┌────────

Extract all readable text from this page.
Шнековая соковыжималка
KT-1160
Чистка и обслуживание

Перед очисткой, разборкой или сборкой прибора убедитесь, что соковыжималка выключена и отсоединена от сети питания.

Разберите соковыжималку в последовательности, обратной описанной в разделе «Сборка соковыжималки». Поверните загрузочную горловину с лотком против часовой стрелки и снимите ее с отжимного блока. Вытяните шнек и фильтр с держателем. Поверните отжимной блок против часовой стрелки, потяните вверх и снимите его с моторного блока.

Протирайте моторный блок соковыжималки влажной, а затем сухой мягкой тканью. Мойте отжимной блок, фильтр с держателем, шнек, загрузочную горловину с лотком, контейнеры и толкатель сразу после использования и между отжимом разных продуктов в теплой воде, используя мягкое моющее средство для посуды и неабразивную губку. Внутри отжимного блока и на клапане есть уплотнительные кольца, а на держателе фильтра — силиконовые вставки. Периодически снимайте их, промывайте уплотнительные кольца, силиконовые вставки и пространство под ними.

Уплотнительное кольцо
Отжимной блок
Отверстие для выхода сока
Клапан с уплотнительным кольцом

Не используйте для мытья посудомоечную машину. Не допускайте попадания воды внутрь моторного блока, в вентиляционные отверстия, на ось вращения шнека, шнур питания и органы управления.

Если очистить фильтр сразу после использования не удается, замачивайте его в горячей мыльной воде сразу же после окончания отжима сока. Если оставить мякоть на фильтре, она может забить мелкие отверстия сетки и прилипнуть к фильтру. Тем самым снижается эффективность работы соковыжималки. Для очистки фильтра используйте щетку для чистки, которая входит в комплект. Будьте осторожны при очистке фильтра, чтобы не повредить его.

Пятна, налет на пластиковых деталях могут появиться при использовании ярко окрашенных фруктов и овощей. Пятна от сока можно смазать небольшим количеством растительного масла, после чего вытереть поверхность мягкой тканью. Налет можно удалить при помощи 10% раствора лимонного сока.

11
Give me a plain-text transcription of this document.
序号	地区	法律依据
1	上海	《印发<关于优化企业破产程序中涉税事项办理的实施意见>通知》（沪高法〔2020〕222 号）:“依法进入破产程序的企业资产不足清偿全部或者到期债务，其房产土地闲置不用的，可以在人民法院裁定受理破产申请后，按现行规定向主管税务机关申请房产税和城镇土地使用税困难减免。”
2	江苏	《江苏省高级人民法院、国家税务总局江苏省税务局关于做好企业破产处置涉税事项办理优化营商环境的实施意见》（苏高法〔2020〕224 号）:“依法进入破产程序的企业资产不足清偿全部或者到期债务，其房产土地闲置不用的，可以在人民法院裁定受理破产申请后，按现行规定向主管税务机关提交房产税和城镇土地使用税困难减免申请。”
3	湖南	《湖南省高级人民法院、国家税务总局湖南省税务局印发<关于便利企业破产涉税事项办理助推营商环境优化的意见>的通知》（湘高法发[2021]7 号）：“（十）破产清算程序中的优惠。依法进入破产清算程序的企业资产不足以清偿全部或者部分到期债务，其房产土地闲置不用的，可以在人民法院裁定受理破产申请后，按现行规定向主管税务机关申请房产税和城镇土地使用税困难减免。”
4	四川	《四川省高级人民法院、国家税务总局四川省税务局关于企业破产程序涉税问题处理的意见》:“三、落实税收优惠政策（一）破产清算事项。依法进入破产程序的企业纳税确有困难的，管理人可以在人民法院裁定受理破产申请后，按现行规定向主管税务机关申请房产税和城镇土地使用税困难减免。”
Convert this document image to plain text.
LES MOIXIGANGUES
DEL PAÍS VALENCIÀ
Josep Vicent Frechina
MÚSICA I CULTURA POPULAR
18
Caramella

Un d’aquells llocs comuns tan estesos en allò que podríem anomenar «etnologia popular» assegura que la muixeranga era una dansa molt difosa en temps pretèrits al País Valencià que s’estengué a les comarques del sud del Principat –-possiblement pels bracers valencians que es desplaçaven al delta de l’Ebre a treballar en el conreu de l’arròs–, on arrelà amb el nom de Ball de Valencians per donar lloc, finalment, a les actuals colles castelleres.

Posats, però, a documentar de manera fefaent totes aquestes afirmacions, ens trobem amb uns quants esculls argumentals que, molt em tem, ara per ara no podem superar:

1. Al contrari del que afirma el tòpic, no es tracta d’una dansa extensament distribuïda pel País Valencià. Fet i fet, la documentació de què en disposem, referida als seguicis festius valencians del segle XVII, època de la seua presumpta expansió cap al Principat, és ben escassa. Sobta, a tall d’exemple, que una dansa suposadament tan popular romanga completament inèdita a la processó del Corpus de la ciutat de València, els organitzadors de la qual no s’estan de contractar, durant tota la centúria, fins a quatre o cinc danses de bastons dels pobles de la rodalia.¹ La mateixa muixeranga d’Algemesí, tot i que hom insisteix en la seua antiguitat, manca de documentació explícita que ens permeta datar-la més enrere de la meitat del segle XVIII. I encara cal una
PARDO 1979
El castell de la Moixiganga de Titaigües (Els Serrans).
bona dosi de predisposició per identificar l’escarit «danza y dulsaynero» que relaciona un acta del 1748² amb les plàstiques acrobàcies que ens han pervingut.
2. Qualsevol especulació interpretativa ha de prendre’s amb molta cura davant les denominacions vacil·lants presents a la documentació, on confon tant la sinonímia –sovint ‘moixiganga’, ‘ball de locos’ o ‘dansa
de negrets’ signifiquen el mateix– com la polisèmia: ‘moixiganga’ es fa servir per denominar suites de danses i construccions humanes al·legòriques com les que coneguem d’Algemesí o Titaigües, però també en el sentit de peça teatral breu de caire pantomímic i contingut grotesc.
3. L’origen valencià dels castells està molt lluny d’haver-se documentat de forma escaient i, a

└────────

TASK DETAILS
Go through the records and copy each line with "this" in it.

WORKED ANSWER
Extract all readable text from this page.
Give me a plain-text transcription of this document.
Convert this document image to plain text.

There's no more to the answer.